◆ Extract to read
--------------------------------------------------
Search code examples
javascriptreverse-engineeringbrute-forcehash-function

Given this hash function, an expected output, and the length of the input string, how do I find the input string that returns the given result?


I have this hash function below.

I know that for an input string of length 8 I get a hash with the value of 16530092119764772

The input string can only consist of the characters "abcdefghijklmnop"

What is the best approach to find the input string?

Is there a way to break down the problem mathematically without relying on a brute-force approach to find the string?

Would a recursive solution overflow the stack?

function hash(str) {

  let g = 8;
  let charset = "abcdefghijklmnop";

  for(let i = 0; i < str.length; i++) {
    g = (g * 82 + charset.indexOf(str[i]));
  }

  return g;

}

As an example for the string "agile" it hashes to 29662550362


Solution

  • That’s not even really a hash, because charset doesn’t have 82 characters in it. It’s more like parsing a string as a base-82 number where you can only use the first 16 symbols. It’d be completely reversible if it didn’t use floating-point numbers, which are imprecise for integers that big. In case you’re not familiar with why, the simplified version is that the operation inside the loop:

    g * 82 + d
    

    gives a different result for every possible value of g and d as long as d is less than 82, because there’s enough space between g * 82 and (g + 1) * 82 to fit 82 different ds (from 0 to 81). Each different result is reversible back to g and d by dividing by 82; the whole value is g and the remainder is d. When every operation inside the loop is reversible, you can reverse the whole thing.
--------------------------------------------------
[Some records]
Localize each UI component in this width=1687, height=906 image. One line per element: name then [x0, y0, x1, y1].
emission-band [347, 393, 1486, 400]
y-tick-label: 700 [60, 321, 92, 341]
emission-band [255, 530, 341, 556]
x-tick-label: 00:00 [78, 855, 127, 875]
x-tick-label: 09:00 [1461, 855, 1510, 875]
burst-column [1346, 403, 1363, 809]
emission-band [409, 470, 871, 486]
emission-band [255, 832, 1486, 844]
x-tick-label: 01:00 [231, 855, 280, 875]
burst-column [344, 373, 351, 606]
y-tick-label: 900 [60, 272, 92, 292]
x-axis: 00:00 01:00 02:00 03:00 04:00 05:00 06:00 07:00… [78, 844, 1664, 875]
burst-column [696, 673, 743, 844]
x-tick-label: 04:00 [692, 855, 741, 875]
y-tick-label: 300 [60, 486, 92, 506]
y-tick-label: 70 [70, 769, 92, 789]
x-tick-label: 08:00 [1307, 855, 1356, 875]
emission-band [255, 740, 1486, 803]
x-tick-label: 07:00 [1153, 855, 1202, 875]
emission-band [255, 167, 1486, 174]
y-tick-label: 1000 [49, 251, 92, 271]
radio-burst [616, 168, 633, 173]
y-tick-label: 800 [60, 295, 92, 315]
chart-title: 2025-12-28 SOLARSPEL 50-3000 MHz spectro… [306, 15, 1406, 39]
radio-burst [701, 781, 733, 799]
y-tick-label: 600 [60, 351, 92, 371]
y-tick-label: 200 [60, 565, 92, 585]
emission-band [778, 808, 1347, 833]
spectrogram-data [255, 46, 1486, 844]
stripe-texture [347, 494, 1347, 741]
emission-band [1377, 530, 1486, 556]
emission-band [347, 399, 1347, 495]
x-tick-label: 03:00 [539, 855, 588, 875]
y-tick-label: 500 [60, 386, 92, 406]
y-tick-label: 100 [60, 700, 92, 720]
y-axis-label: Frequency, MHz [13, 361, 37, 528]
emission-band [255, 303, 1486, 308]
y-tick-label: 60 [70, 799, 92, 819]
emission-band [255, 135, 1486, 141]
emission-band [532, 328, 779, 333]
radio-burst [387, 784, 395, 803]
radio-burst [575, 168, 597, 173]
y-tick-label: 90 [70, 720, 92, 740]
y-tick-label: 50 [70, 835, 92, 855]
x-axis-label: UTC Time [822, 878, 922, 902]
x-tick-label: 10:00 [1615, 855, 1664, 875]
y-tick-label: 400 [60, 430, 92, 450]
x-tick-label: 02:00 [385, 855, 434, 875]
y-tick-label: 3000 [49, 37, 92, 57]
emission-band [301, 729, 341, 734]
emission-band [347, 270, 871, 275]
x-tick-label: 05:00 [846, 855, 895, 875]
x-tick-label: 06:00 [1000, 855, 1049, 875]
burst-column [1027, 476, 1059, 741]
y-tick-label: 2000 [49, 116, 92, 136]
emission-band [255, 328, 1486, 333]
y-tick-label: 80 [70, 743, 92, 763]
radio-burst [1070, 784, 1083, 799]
--------------------------------------------------
◆ Prompt
Give the next part of the forum thread on reversing the hash function, continuing after its final sentence.

◆ Result
    So, like you might convert a number to decimal manually with a loop that divides out one digit at a time, you can convert this imprecise number into base 82:

    const getDigits = (value, base) => {
        const result = [];
      
        while (value) {
            result.push(value % base);
            value /= base;
        }
      
        return result.reverse();
    };
    
    const getLetter = index =>
        String.fromCharCode(97 + index);
    
    const getPreimage = value =>
        getDigits(value, 82n)
            .map(Number)
            .map(getLetter)
            .join('');
    
    console.log(getPreimage(29662550362n));
    console.log(getPreimage(16530092119764772n));

    The results start with “i” because g starts at 8 instead of 0. The second number is also big enough to not be unique (in contrast to agile’s “hash”, which can be represented exactly by a JavaScript number), but if you were just trying to find any preimage, it’s good enough.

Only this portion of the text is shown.